● **EXERCISE DIRECTIONS**: Repeat all the records exactly, omitting pictures.

● **Entries taken from a collection**:
◆ ◆ ◆ ◆ ◆ ◆ ◆
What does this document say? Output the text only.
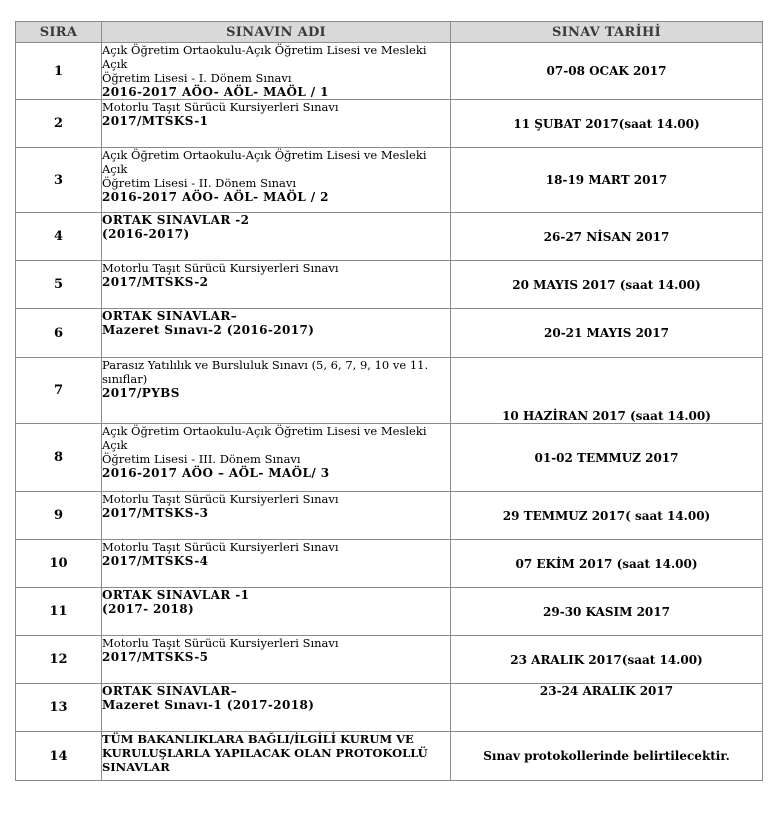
SIRA	SINAVIN ADI	SINAV TARİHİ
1	Açık Öğretim Ortaokulu-Açık Öğretim Lisesi ve Mesleki Açık
Öğretim Lisesi - I. Dönem Sınavı
2016-2017 AÖO- AÖL- MAÖL / 1	07-08 OCAK 2017
2	Motorlu Taşıt Sürücü Kursiyerleri Sınavı
2017/MTSKS-1	11 ŞUBAT 2017(saat 14.00)
3	Açık Öğretim Ortaokulu-Açık Öğretim Lisesi ve Mesleki Açık
Öğretim Lisesi - II. Dönem Sınavı
2016-2017 AÖO- AÖL- MAÖL / 2	18-19 MART 2017
4	ORTAK SINAVLAR -2
(2016-2017)	26-27 NİSAN 2017
5	Motorlu Taşıt Sürücü Kursiyerleri Sınavı
2017/MTSKS-2	20 MAYIS 2017 (saat 14.00)
6	ORTAK SINAVLAR–
Mazeret Sınavı-2 (2016-2017)	20-21 MAYIS 2017
7	Parasız Yatılılık ve Bursluluk Sınavı (5, 6, 7, 9, 10 ve 11.
sınıflar)
2017/PYBS	10 HAZİRAN 2017 (saat 14.00)
8	Açık Öğretim Ortaokulu-Açık Öğretim Lisesi ve Mesleki Açık
Öğretim Lisesi - III. Dönem Sınavı
2016-2017 AÖO – AÖL- MAÖL/ 3	01-02 TEMMUZ 2017
9	Motorlu Taşıt Sürücü Kursiyerleri Sınavı
2017/MTSKS-3	29 TEMMUZ 2017( saat 14.00)
10	Motorlu Taşıt Sürücü Kursiyerleri Sınavı
2017/MTSKS-4	07 EKİM 2017 (saat 14.00)
11	ORTAK SINAVLAR -1
(2017- 2018)	29-30 KASIM 2017
12	Motorlu Taşıt Sürücü Kursiyerleri Sınavı
2017/MTSKS-5	23 ARALIK 2017(saat 14.00)
13	ORTAK SINAVLAR–
Mazeret Sınavı-1 (2017-2018)	23-24 ARALIK 2017
14	TÜM BAKANLIKLARA BAĞLI/İLGİLİ KURUM VE
KURULUŞLARLA YAPILACAK OLAN PROTOKOLLÜ
SINAVLAR	Sınav protokollerinde belirtilecektir.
◆ ◆ ◆ ◆ ◆ ◆ ◆
● **RESPONSE**:
What does this document say? Output the text only.
SIRA	SINAVIN ADI	SINAV TARİHİ
1	Açık Öğretim Ortaokulu-Açık Öğretim Lisesi ve Mesleki Açık
Öğretim Lisesi - I. Dönem Sınavı
2016-2017 AÖO- AÖL- MAÖL / 1	07-08 OCAK 2017
2	Motorlu Taşıt Sürücü Kursiyerleri Sınavı
2017/MTSKS-1	11 ŞUBAT 2017(saat 14.00)
3	Açık Öğretim Ortaokulu-Açık Öğretim Lisesi ve Mesleki Açık
Öğretim Lisesi - II. Dönem Sınavı
2016-2017 AÖO- AÖL- MAÖL / 2	18-19 MART 2017
4	ORTAK SINAVLAR -2
(2016-2017)	26-27 NİSAN 2017
5	Motorlu Taşıt Sürücü Kursiyerleri Sınavı
2017/MTSKS-2	20 MAYIS 2017 (saat 14.00)
6	ORTAK SINAVLAR–
Mazeret Sınavı-2 (2016-2017)	20-21 MAYIS 2017
7	Parasız Yatılılık ve Bursluluk Sınavı (5, 6, 7, 9, 10 ve 11.
sınıflar)
2017/PYBS	10 HAZİRAN 2017 (saat 14.00)
8	Açık Öğretim Ortaokulu-Açık Öğretim Lisesi ve Mesleki Açık
Öğretim Lisesi - III. Dönem Sınavı
2016-2017 AÖO – AÖL- MAÖL/ 3	01-02 TEMMUZ 2017
9	Motorlu Taşıt Sürücü Kursiyerleri Sınavı
2017/MTSKS-3	29 TEMMUZ 2017( saat 14.00)
10	Motorlu Taşıt Sürücü Kursiyerleri Sınavı
2017/MTSKS-4	07 EKİM 2017 (saat 14.00)
11	ORTAK SINAVLAR -1
(2017- 2018)	29-30 KASIM 2017
12	Motorlu Taşıt Sürücü Kursiyerleri Sınavı
2017/MTSKS-5	23 ARALIK 2017(saat 14.00)
13	ORTAK SINAVLAR–
Mazeret Sınavı-1 (2017-2018)	23-24 ARALIK 2017
14	TÜM BAKANLIKLARA BAĞLI/İLGİLİ KURUM VE
KURULUŞLARLA YAPILACAK OLAN PROTOKOLLÜ
SINAVLAR	Sınav protokollerinde belirtilecektir.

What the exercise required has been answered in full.